Repeat the material below exactly, with no pictures.

──────── MATERIAL TO PROCESS

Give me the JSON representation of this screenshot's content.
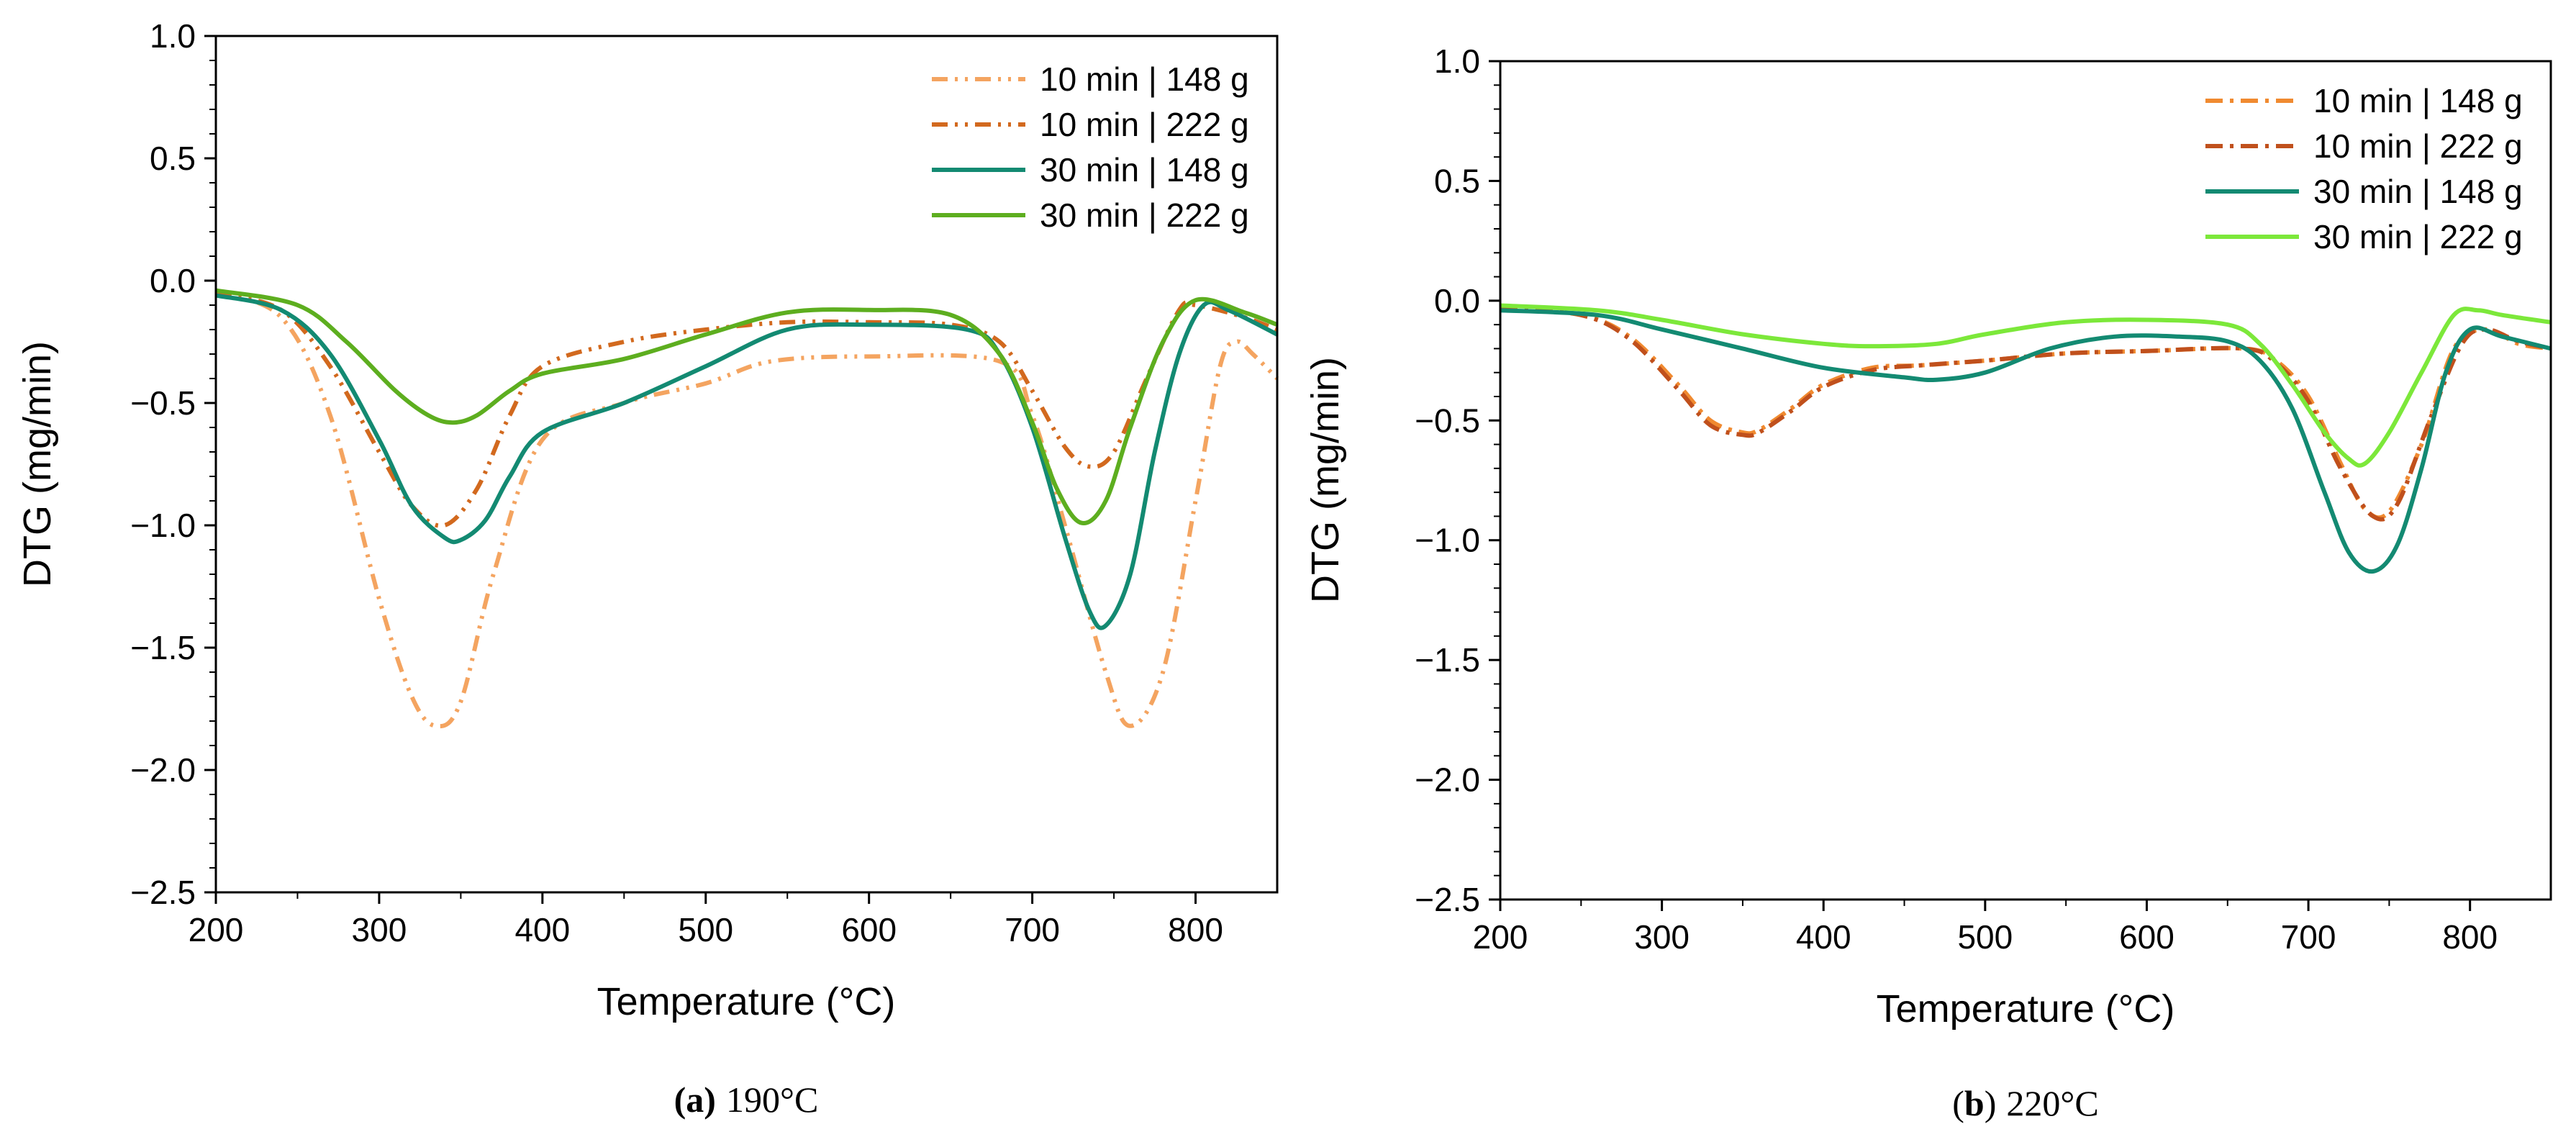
{
  "chart_data": [
    {
      "type": "line",
      "panel_label": "(a)",
      "panel_title": "190°C",
      "xlabel": "Temperature (°C)",
      "ylabel": "DTG (mg/min)",
      "xlim": [
        200,
        850
      ],
      "ylim": [
        -2.5,
        1.0
      ],
      "x_ticks": [
        200,
        300,
        400,
        500,
        600,
        700,
        800
      ],
      "y_ticks": [
        -2.5,
        -2.0,
        -1.5,
        -1.0,
        -0.5,
        0.0,
        0.5,
        1.0
      ],
      "x_tick_labels": [
        "200",
        "300",
        "400",
        "500",
        "600",
        "700",
        "800"
      ],
      "y_tick_labels": [
        "−2.5",
        "−2.0",
        "−1.5",
        "−1.0",
        "−0.5",
        "0.0",
        "0.5",
        "1.0"
      ],
      "grid": false,
      "legend_position": "top-right",
      "series": [
        {
          "name": "10 min | 148 g",
          "color": "#F4A460",
          "dash": "dash-dot-dot",
          "x": [
            200,
            240,
            270,
            300,
            320,
            335,
            350,
            370,
            400,
            450,
            500,
            540,
            600,
            680,
            700,
            720,
            745,
            760,
            780,
            800,
            815,
            825,
            835,
            850
          ],
          "y": [
            -0.05,
            -0.15,
            -0.55,
            -1.3,
            -1.7,
            -1.82,
            -1.72,
            -1.2,
            -0.65,
            -0.5,
            -0.42,
            -0.33,
            -0.31,
            -0.33,
            -0.55,
            -1.0,
            -1.6,
            -1.82,
            -1.6,
            -0.9,
            -0.35,
            -0.25,
            -0.3,
            -0.4
          ]
        },
        {
          "name": "10 min | 222 g",
          "color": "#D2691E",
          "dash": "dash-dot-dot",
          "x": [
            200,
            240,
            270,
            300,
            320,
            340,
            360,
            380,
            400,
            450,
            500,
            550,
            600,
            650,
            680,
            700,
            720,
            735,
            750,
            770,
            790,
            800,
            830,
            850
          ],
          "y": [
            -0.05,
            -0.12,
            -0.35,
            -0.7,
            -0.92,
            -1.0,
            -0.85,
            -0.55,
            -0.35,
            -0.25,
            -0.2,
            -0.17,
            -0.17,
            -0.18,
            -0.25,
            -0.45,
            -0.68,
            -0.76,
            -0.7,
            -0.4,
            -0.12,
            -0.1,
            -0.15,
            -0.2
          ]
        },
        {
          "name": "30 min | 148 g",
          "color": "#138A72",
          "dash": "solid",
          "x": [
            200,
            240,
            270,
            300,
            320,
            340,
            350,
            365,
            380,
            400,
            450,
            500,
            550,
            600,
            660,
            680,
            700,
            720,
            735,
            745,
            760,
            775,
            790,
            805,
            820,
            850
          ],
          "y": [
            -0.06,
            -0.12,
            -0.3,
            -0.65,
            -0.92,
            -1.05,
            -1.06,
            -0.98,
            -0.8,
            -0.62,
            -0.5,
            -0.35,
            -0.2,
            -0.18,
            -0.2,
            -0.3,
            -0.6,
            -1.05,
            -1.35,
            -1.41,
            -1.2,
            -0.7,
            -0.3,
            -0.1,
            -0.12,
            -0.22
          ]
        },
        {
          "name": "30 min | 222 g",
          "color": "#5DAE1F",
          "dash": "solid",
          "x": [
            200,
            250,
            280,
            310,
            330,
            345,
            360,
            380,
            400,
            450,
            500,
            550,
            600,
            650,
            680,
            700,
            715,
            730,
            745,
            760,
            780,
            800,
            830,
            850
          ],
          "y": [
            -0.04,
            -0.1,
            -0.25,
            -0.45,
            -0.55,
            -0.58,
            -0.55,
            -0.45,
            -0.38,
            -0.32,
            -0.22,
            -0.13,
            -0.12,
            -0.14,
            -0.3,
            -0.58,
            -0.85,
            -0.99,
            -0.9,
            -0.6,
            -0.25,
            -0.08,
            -0.13,
            -0.18
          ]
        }
      ]
    },
    {
      "type": "line",
      "panel_label": "(b)",
      "panel_title": "220°C",
      "xlabel": "Temperature (°C)",
      "ylabel": "DTG (mg/min)",
      "xlim": [
        200,
        850
      ],
      "ylim": [
        -2.5,
        1.0
      ],
      "x_ticks": [
        200,
        300,
        400,
        500,
        600,
        700,
        800
      ],
      "y_ticks": [
        -2.5,
        -2.0,
        -1.5,
        -1.0,
        -0.5,
        0.0,
        0.5,
        1.0
      ],
      "x_tick_labels": [
        "200",
        "300",
        "400",
        "500",
        "600",
        "700",
        "800"
      ],
      "y_tick_labels": [
        "−2.5",
        "−2.0",
        "−1.5",
        "−1.0",
        "−0.5",
        "0.0",
        "0.5",
        "1.0"
      ],
      "grid": false,
      "legend_position": "top-right",
      "series": [
        {
          "name": "10 min | 148 g",
          "color": "#F08A30",
          "dash": "dash-dot",
          "x": [
            200,
            250,
            280,
            310,
            330,
            350,
            360,
            380,
            400,
            430,
            460,
            500,
            550,
            600,
            660,
            680,
            700,
            720,
            735,
            750,
            770,
            790,
            810,
            830,
            850
          ],
          "y": [
            -0.03,
            -0.06,
            -0.15,
            -0.35,
            -0.5,
            -0.55,
            -0.54,
            -0.45,
            -0.35,
            -0.28,
            -0.27,
            -0.25,
            -0.22,
            -0.21,
            -0.2,
            -0.25,
            -0.4,
            -0.68,
            -0.87,
            -0.88,
            -0.6,
            -0.2,
            -0.12,
            -0.18,
            -0.2
          ]
        },
        {
          "name": "10 min | 222 g",
          "color": "#C0501C",
          "dash": "dash-dot",
          "x": [
            200,
            250,
            280,
            310,
            330,
            350,
            360,
            380,
            400,
            430,
            460,
            500,
            550,
            600,
            660,
            680,
            700,
            720,
            740,
            755,
            775,
            795,
            810,
            830,
            850
          ],
          "y": [
            -0.03,
            -0.06,
            -0.16,
            -0.37,
            -0.52,
            -0.56,
            -0.55,
            -0.46,
            -0.36,
            -0.29,
            -0.27,
            -0.25,
            -0.22,
            -0.21,
            -0.2,
            -0.26,
            -0.42,
            -0.7,
            -0.9,
            -0.85,
            -0.5,
            -0.18,
            -0.12,
            -0.17,
            -0.2
          ]
        },
        {
          "name": "30 min | 148 g",
          "color": "#138A72",
          "dash": "solid",
          "x": [
            200,
            260,
            300,
            350,
            400,
            450,
            470,
            500,
            540,
            580,
            620,
            650,
            670,
            690,
            710,
            725,
            740,
            755,
            770,
            785,
            800,
            820,
            850
          ],
          "y": [
            -0.04,
            -0.06,
            -0.12,
            -0.2,
            -0.28,
            -0.32,
            -0.33,
            -0.3,
            -0.2,
            -0.15,
            -0.15,
            -0.17,
            -0.25,
            -0.45,
            -0.8,
            -1.05,
            -1.13,
            -1.02,
            -0.7,
            -0.3,
            -0.12,
            -0.15,
            -0.2
          ]
        },
        {
          "name": "30 min | 222 g",
          "color": "#7CE83A",
          "dash": "solid",
          "x": [
            200,
            260,
            300,
            350,
            400,
            430,
            470,
            500,
            550,
            600,
            650,
            670,
            690,
            710,
            725,
            735,
            750,
            770,
            790,
            805,
            820,
            850
          ],
          "y": [
            -0.02,
            -0.04,
            -0.08,
            -0.14,
            -0.18,
            -0.19,
            -0.18,
            -0.14,
            -0.09,
            -0.08,
            -0.1,
            -0.18,
            -0.35,
            -0.55,
            -0.66,
            -0.68,
            -0.55,
            -0.3,
            -0.06,
            -0.04,
            -0.06,
            -0.09
          ]
        }
      ]
    }
  ]
}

────────────────

> [WRITTEN RESPONSE]:
Give me the JSON representation of this screenshot's content.
{
  "chart_data": [
    {
      "type": "line",
      "panel_label": "(a)",
      "panel_title": "190°C",
      "xlabel": "Temperature (°C)",
      "ylabel": "DTG (mg/min)",
      "xlim": [
        200,
        850
      ],
      "ylim": [
        -2.5,
        1.0
      ],
      "x_ticks": [
        200,
        300,
        400,
        500,
        600,
        700,
        800
      ],
      "y_ticks": [
        -2.5,
        -2.0,
        -1.5,
        -1.0,
        -0.5,
        0.0,
        0.5,
        1.0
      ],
      "x_tick_labels": [
        "200",
        "300",
        "400",
        "500",
        "600",
        "700",
        "800"
      ],
      "y_tick_labels": [
        "−2.5",
        "−2.0",
        "−1.5",
        "−1.0",
        "−0.5",
        "0.0",
        "0.5",
        "1.0"
      ],
      "grid": false,
      "legend_position": "top-right",
      "series": [
        {
          "name": "10 min | 148 g",
          "color": "#F4A460",
          "dash": "dash-dot-dot",
          "x": [
            200,
            240,
            270,
            300,
            320,
            335,
            350,
            370,
            400,
            450,
            500,
            540,
            600,
            680,
            700,
            720,
            745,
            760,
            780,
            800,
            815,
            825,
            835,
            850
          ],
          "y": [
            -0.05,
            -0.15,
            -0.55,
            -1.3,
            -1.7,
            -1.82,
            -1.72,
            -1.2,
            -0.65,
            -0.5,
            -0.42,
            -0.33,
            -0.31,
            -0.33,
            -0.55,
            -1.0,
            -1.6,
            -1.82,
            -1.6,
            -0.9,
            -0.35,
            -0.25,
            -0.3,
            -0.4
          ]
        },
        {
          "name": "10 min | 222 g",
          "color": "#D2691E",
          "dash": "dash-dot-dot",
          "x": [
            200,
            240,
            270,
            300,
            320,
            340,
            360,
            380,
            400,
            450,
            500,
            550,
            600,
            650,
            680,
            700,
            720,
            735,
            750,
            770,
            790,
            800,
            830,
            850
          ],
          "y": [
            -0.05,
            -0.12,
            -0.35,
            -0.7,
            -0.92,
            -1.0,
            -0.85,
            -0.55,
            -0.35,
            -0.25,
            -0.2,
            -0.17,
            -0.17,
            -0.18,
            -0.25,
            -0.45,
            -0.68,
            -0.76,
            -0.7,
            -0.4,
            -0.12,
            -0.1,
            -0.15,
            -0.2
          ]
        },
        {
          "name": "30 min | 148 g",
          "color": "#138A72",
          "dash": "solid",
          "x": [
            200,
            240,
            270,
            300,
            320,
            340,
            350,
            365,
            380,
            400,
            450,
            500,
            550,
            600,
            660,
            680,
            700,
            720,
            735,
            745,
            760,
            775,
            790,
            805,
            820,
            850
          ],
          "y": [
            -0.06,
            -0.12,
            -0.3,
            -0.65,
            -0.92,
            -1.05,
            -1.06,
            -0.98,
            -0.8,
            -0.62,
            -0.5,
            -0.35,
            -0.2,
            -0.18,
            -0.2,
            -0.3,
            -0.6,
            -1.05,
            -1.35,
            -1.41,
            -1.2,
            -0.7,
            -0.3,
            -0.1,
            -0.12,
            -0.22
          ]
        },
        {
          "name": "30 min | 222 g",
          "color": "#5DAE1F",
          "dash": "solid",
          "x": [
            200,
            250,
            280,
            310,
            330,
            345,
            360,
            380,
            400,
            450,
            500,
            550,
            600,
            650,
            680,
            700,
            715,
            730,
            745,
            760,
            780,
            800,
            830,
            850
          ],
          "y": [
            -0.04,
            -0.1,
            -0.25,
            -0.45,
            -0.55,
            -0.58,
            -0.55,
            -0.45,
            -0.38,
            -0.32,
            -0.22,
            -0.13,
            -0.12,
            -0.14,
            -0.3,
            -0.58,
            -0.85,
            -0.99,
            -0.9,
            -0.6,
            -0.25,
            -0.08,
            -0.13,
            -0.18
          ]
        }
      ]
    },
    {
      "type": "line",
      "panel_label": "(b)",
      "panel_title": "220°C",
      "xlabel": "Temperature (°C)",
      "ylabel": "DTG (mg/min)",
      "xlim": [
        200,
        850
      ],
      "ylim": [
        -2.5,
        1.0
      ],
      "x_ticks": [
        200,
        300,
        400,
        500,
        600,
        700,
        800
      ],
      "y_ticks": [
        -2.5,
        -2.0,
        -1.5,
        -1.0,
        -0.5,
        0.0,
        0.5,
        1.0
      ],
      "x_tick_labels": [
        "200",
        "300",
        "400",
        "500",
        "600",
        "700",
        "800"
      ],
      "y_tick_labels": [
        "−2.5",
        "−2.0",
        "−1.5",
        "−1.0",
        "−0.5",
        "0.0",
        "0.5",
        "1.0"
      ],
      "grid": false,
      "legend_position": "top-right",
      "series": [
        {
          "name": "10 min | 148 g",
          "color": "#F08A30",
          "dash": "dash-dot",
          "x": [
            200,
            250,
            280,
            310,
            330,
            350,
            360,
            380,
            400,
            430,
            460,
            500,
            550,
            600,
            660,
            680,
            700,
            720,
            735,
            750,
            770,
            790,
            810,
            830,
            850
          ],
          "y": [
            -0.03,
            -0.06,
            -0.15,
            -0.35,
            -0.5,
            -0.55,
            -0.54,
            -0.45,
            -0.35,
            -0.28,
            -0.27,
            -0.25,
            -0.22,
            -0.21,
            -0.2,
            -0.25,
            -0.4,
            -0.68,
            -0.87,
            -0.88,
            -0.6,
            -0.2,
            -0.12,
            -0.18,
            -0.2
          ]
        },
        {
          "name": "10 min | 222 g",
          "color": "#C0501C",
          "dash": "dash-dot",
          "x": [
            200,
            250,
            280,
            310,
            330,
            350,
            360,
            380,
            400,
            430,
            460,
            500,
            550,
            600,
            660,
            680,
            700,
            720,
            740,
            755,
            775,
            795,
            810,
            830,
            850
          ],
          "y": [
            -0.03,
            -0.06,
            -0.16,
            -0.37,
            -0.52,
            -0.56,
            -0.55,
            -0.46,
            -0.36,
            -0.29,
            -0.27,
            -0.25,
            -0.22,
            -0.21,
            -0.2,
            -0.26,
            -0.42,
            -0.7,
            -0.9,
            -0.85,
            -0.5,
            -0.18,
            -0.12,
            -0.17,
            -0.2
          ]
        },
        {
          "name": "30 min | 148 g",
          "color": "#138A72",
          "dash": "solid",
          "x": [
            200,
            260,
            300,
            350,
            400,
            450,
            470,
            500,
            540,
            580,
            620,
            650,
            670,
            690,
            710,
            725,
            740,
            755,
            770,
            785,
            800,
            820,
            850
          ],
          "y": [
            -0.04,
            -0.06,
            -0.12,
            -0.2,
            -0.28,
            -0.32,
            -0.33,
            -0.3,
            -0.2,
            -0.15,
            -0.15,
            -0.17,
            -0.25,
            -0.45,
            -0.8,
            -1.05,
            -1.13,
            -1.02,
            -0.7,
            -0.3,
            -0.12,
            -0.15,
            -0.2
          ]
        },
        {
          "name": "30 min | 222 g",
          "color": "#7CE83A",
          "dash": "solid",
          "x": [
            200,
            260,
            300,
            350,
            400,
            430,
            470,
            500,
            550,
            600,
            650,
            670,
            690,
            710,
            725,
            735,
            750,
            770,
            790,
            805,
            820,
            850
          ],
          "y": [
            -0.02,
            -0.04,
            -0.08,
            -0.14,
            -0.18,
            -0.19,
            -0.18,
            -0.14,
            -0.09,
            -0.08,
            -0.1,
            -0.18,
            -0.35,
            -0.55,
            -0.66,
            -0.68,
            -0.55,
            -0.3,
            -0.06,
            -0.04,
            -0.06,
            -0.09
          ]
        }
      ]
    }
  ]
}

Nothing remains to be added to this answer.